▶ **SET EXERCISE**: Repeat the records exactly. Every line must match.

▶ **GIVEN RECORDS**:
============
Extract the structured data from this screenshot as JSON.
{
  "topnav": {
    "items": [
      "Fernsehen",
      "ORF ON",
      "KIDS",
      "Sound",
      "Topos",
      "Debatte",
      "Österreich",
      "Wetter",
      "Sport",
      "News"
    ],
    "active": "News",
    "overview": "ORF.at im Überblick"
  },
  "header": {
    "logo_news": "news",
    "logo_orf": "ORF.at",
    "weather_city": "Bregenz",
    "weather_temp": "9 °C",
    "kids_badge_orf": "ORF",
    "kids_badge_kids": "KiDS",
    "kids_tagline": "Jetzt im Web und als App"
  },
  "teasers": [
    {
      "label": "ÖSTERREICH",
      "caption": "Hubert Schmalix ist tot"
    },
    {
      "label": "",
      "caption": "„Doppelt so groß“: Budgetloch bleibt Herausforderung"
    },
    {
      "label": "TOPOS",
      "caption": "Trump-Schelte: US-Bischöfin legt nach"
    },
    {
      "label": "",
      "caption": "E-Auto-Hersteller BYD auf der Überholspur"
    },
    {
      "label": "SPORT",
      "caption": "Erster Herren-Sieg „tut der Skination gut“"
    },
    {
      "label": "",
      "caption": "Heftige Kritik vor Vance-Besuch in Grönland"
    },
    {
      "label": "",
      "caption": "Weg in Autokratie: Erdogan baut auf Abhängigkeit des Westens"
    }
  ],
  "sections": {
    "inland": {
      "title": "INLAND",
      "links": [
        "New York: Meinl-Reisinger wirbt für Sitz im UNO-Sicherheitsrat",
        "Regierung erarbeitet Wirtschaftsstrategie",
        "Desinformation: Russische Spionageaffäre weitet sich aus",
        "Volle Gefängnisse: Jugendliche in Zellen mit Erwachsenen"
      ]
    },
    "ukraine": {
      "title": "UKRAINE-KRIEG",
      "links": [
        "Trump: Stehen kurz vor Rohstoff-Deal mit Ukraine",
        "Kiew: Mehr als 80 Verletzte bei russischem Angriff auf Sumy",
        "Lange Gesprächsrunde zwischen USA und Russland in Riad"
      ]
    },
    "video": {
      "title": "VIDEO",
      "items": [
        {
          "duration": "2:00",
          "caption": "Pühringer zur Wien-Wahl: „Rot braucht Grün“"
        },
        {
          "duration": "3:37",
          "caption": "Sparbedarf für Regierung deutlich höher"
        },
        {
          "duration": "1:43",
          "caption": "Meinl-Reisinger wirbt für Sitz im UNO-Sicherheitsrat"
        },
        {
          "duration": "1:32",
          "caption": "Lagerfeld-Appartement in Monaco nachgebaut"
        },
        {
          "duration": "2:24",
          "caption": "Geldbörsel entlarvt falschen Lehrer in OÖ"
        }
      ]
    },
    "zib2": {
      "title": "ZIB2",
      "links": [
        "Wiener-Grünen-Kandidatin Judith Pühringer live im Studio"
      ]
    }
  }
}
============
▶ **WRITTEN RESPONSE**:
Extract the structured data from this screenshot as JSON.
{
  "topnav": {
    "items": [
      "Fernsehen",
      "ORF ON",
      "KIDS",
      "Sound",
      "Topos",
      "Debatte",
      "Österreich",
      "Wetter",
      "Sport",
      "News"
    ],
    "active": "News",
    "overview": "ORF.at im Überblick"
  },
  "header": {
    "logo_news": "news",
    "logo_orf": "ORF.at",
    "weather_city": "Bregenz",
    "weather_temp": "9 °C",
    "kids_badge_orf": "ORF",
    "kids_badge_kids": "KiDS",
    "kids_tagline": "Jetzt im Web und als App"
  },
  "teasers": [
    {
      "label": "ÖSTERREICH",
      "caption": "Hubert Schmalix ist tot"
    },
    {
      "label": "",
      "caption": "„Doppelt so groß“: Budgetloch bleibt Herausforderung"
    },
    {
      "label": "TOPOS",
      "caption": "Trump-Schelte: US-Bischöfin legt nach"
    },
    {
      "label": "",
      "caption": "E-Auto-Hersteller BYD auf der Überholspur"
    },
    {
      "label": "SPORT",
      "caption": "Erster Herren-Sieg „tut der Skination gut“"
    },
    {
      "label": "",
      "caption": "Heftige Kritik vor Vance-Besuch in Grönland"
    },
    {
      "label": "",
      "caption": "Weg in Autokratie: Erdogan baut auf Abhängigkeit des Westens"
    }
  ],
  "sections": {
    "inland": {
      "title": "INLAND",
      "links": [
        "New York: Meinl-Reisinger wirbt für Sitz im UNO-Sicherheitsrat",
        "Regierung erarbeitet Wirtschaftsstrategie",
        "Desinformation: Russische Spionageaffäre weitet sich aus",
        "Volle Gefängnisse: Jugendliche in Zellen mit Erwachsenen"
      ]
    },
    "ukraine": {
      "title": "UKRAINE-KRIEG",
      "links": [
        "Trump: Stehen kurz vor Rohstoff-Deal mit Ukraine",
        "Kiew: Mehr als 80 Verletzte bei russischem Angriff auf Sumy",
        "Lange Gesprächsrunde zwischen USA und Russland in Riad"
      ]
    },
    "video": {
      "title": "VIDEO",
      "items": [
        {
          "duration": "2:00",
          "caption": "Pühringer zur Wien-Wahl: „Rot braucht Grün“"
        },
        {
          "duration": "3:37",
          "caption": "Sparbedarf für Regierung deutlich höher"
        },
        {
          "duration": "1:43",
          "caption": "Meinl-Reisinger wirbt für Sitz im UNO-Sicherheitsrat"
        },
        {
          "duration": "1:32",
          "caption": "Lagerfeld-Appartement in Monaco nachgebaut"
        },
        {
          "duration": "2:24",
          "caption": "Geldbörsel entlarvt falschen Lehrer in OÖ"
        }
      ]
    },
    "zib2": {
      "title": "ZIB2",
      "links": [
        "Wiener-Grünen-Kandidatin Judith Pühringer live im Studio"
      ]
    }
  }
}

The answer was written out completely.